Brief:
Reproduce the listing exactly and skip over any pictures.

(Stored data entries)
=-=-=

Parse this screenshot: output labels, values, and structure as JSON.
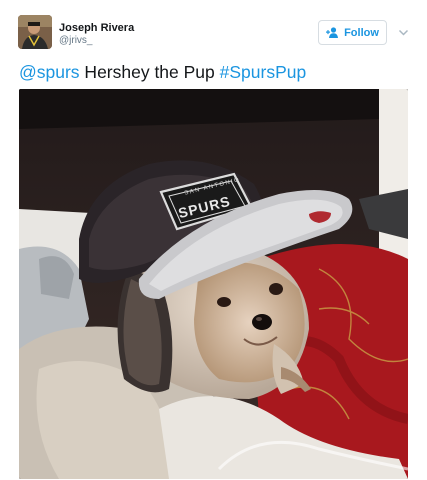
{
  "tweet": {
    "author": {
      "name": "Joseph Rivera",
      "handle": "@jrivs_",
      "avatar_icon": "user-avatar-photo"
    },
    "follow_label": "Follow",
    "text": {
      "mention": "@spurs",
      "body": " Hershey the Pup ",
      "hashtag": "#SpursPup"
    },
    "photo": {
      "subject": "shih tzu dog wearing a San Antonio Spurs snapback cap lying on a red blanket",
      "cap_text": "SAN ANTONIO SPURS"
    }
  },
  "colors": {
    "link": "#1b95e0",
    "name": "#14171a",
    "handle": "#657786",
    "border": "#d7dde2"
  }
}
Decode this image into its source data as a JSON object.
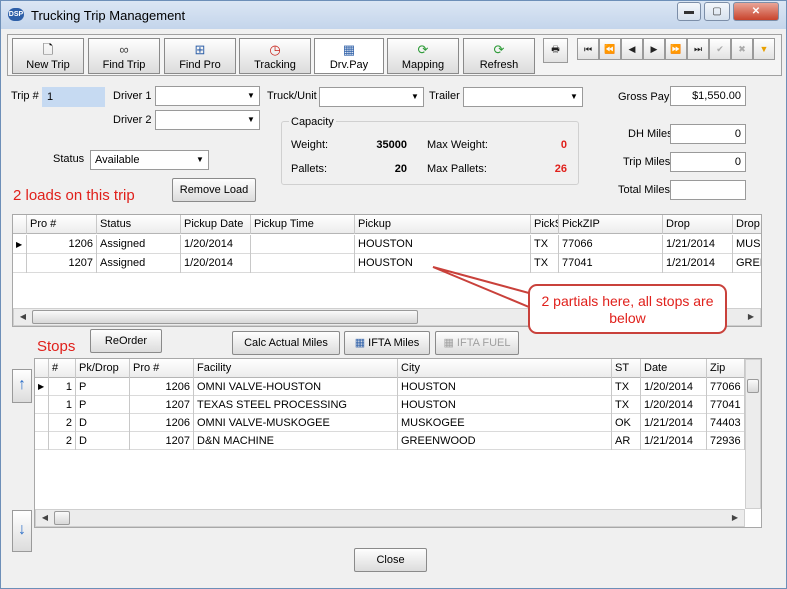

=-=-=

Task result:
Parse this screenshot: output labels, values, and structure as JSON.
{
  "tweet": {
    "author": {
      "name": "Joseph Rivera",
      "handle": "@jrivs_",
      "avatar_icon": "user-avatar-photo"
    },
    "follow_label": "Follow",
    "text": {
      "mention": "@spurs",
      "body": " Hershey the Pup ",
      "hashtag": "#SpursPup"
    },
    "photo": {
      "subject": "shih tzu dog wearing a San Antonio Spurs snapback cap lying on a red blanket",
      "cap_text": "SAN ANTONIO SPURS"
    }
  },
  "colors": {
    "link": "#1b95e0",
    "name": "#14171a",
    "handle": "#657786",
    "border": "#d7dde2"
  }
}
Decode this image into its source data as a JSON object.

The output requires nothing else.